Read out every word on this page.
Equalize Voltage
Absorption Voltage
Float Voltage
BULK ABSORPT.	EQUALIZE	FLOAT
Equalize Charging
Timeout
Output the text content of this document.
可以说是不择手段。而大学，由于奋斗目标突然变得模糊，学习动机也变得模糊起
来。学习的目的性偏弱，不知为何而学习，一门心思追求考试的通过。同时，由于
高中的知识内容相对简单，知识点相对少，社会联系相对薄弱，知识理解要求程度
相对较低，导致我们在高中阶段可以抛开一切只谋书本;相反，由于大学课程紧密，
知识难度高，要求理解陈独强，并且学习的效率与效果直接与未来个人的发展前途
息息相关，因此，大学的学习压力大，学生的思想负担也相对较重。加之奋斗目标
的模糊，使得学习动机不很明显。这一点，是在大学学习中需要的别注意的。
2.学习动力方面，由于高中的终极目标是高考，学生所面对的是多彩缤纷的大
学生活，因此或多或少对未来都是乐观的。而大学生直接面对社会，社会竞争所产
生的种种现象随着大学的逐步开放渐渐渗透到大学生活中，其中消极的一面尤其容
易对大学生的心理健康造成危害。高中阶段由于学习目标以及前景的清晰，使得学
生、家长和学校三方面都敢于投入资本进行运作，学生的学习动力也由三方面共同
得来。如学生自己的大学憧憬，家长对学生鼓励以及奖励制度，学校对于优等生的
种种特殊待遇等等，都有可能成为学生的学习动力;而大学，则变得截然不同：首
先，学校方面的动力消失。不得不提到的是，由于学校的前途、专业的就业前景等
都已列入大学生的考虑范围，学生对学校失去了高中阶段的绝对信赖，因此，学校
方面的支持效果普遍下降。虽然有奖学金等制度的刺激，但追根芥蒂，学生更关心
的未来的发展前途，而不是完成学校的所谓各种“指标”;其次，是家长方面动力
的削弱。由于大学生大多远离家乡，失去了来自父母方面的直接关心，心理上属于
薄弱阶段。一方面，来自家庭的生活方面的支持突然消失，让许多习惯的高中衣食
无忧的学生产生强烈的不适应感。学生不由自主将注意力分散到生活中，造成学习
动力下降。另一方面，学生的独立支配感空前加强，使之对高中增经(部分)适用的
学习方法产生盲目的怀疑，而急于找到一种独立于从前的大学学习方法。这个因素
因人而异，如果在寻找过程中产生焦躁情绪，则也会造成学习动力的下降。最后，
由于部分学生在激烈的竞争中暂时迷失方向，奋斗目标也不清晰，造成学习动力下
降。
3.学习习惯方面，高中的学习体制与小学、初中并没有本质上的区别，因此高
- - - -
Go through the material above line by line and copy it exactly.

Read out every word on this page.
Equalize Voltage
Absorption Voltage
Float Voltage
BULK ABSORPT.	EQUALIZE	FLOAT
Equalize Charging
Timeout
Output the text content of this document.
可以说是不择手段。而大学，由于奋斗目标突然变得模糊，学习动机也变得模糊起
来。学习的目的性偏弱，不知为何而学习，一门心思追求考试的通过。同时，由于
高中的知识内容相对简单，知识点相对少，社会联系相对薄弱，知识理解要求程度
相对较低，导致我们在高中阶段可以抛开一切只谋书本;相反，由于大学课程紧密，
知识难度高，要求理解陈独强，并且学习的效率与效果直接与未来个人的发展前途
息息相关，因此，大学的学习压力大，学生的思想负担也相对较重。加之奋斗目标
的模糊，使得学习动机不很明显。这一点，是在大学学习中需要的别注意的。
2.学习动力方面，由于高中的终极目标是高考，学生所面对的是多彩缤纷的大
学生活，因此或多或少对未来都是乐观的。而大学生直接面对社会，社会竞争所产
生的种种现象随着大学的逐步开放渐渐渗透到大学生活中，其中消极的一面尤其容
易对大学生的心理健康造成危害。高中阶段由于学习目标以及前景的清晰，使得学
生、家长和学校三方面都敢于投入资本进行运作，学生的学习动力也由三方面共同
得来。如学生自己的大学憧憬，家长对学生鼓励以及奖励制度，学校对于优等生的
种种特殊待遇等等，都有可能成为学生的学习动力;而大学，则变得截然不同：首
先，学校方面的动力消失。不得不提到的是，由于学校的前途、专业的就业前景等
都已列入大学生的考虑范围，学生对学校失去了高中阶段的绝对信赖，因此，学校
方面的支持效果普遍下降。虽然有奖学金等制度的刺激，但追根芥蒂，学生更关心
的未来的发展前途，而不是完成学校的所谓各种“指标”;其次，是家长方面动力
的削弱。由于大学生大多远离家乡，失去了来自父母方面的直接关心，心理上属于
薄弱阶段。一方面，来自家庭的生活方面的支持突然消失，让许多习惯的高中衣食
无忧的学生产生强烈的不适应感。学生不由自主将注意力分散到生活中，造成学习
动力下降。另一方面，学生的独立支配感空前加强，使之对高中增经(部分)适用的
学习方法产生盲目的怀疑，而急于找到一种独立于从前的大学学习方法。这个因素
因人而异，如果在寻找过程中产生焦躁情绪，则也会造成学习动力的下降。最后，
由于部分学生在激烈的竞争中暂时迷失方向，奋斗目标也不清晰，造成学习动力下
降。
3.学习习惯方面，高中的学习体制与小学、初中并没有本质上的区别，因此高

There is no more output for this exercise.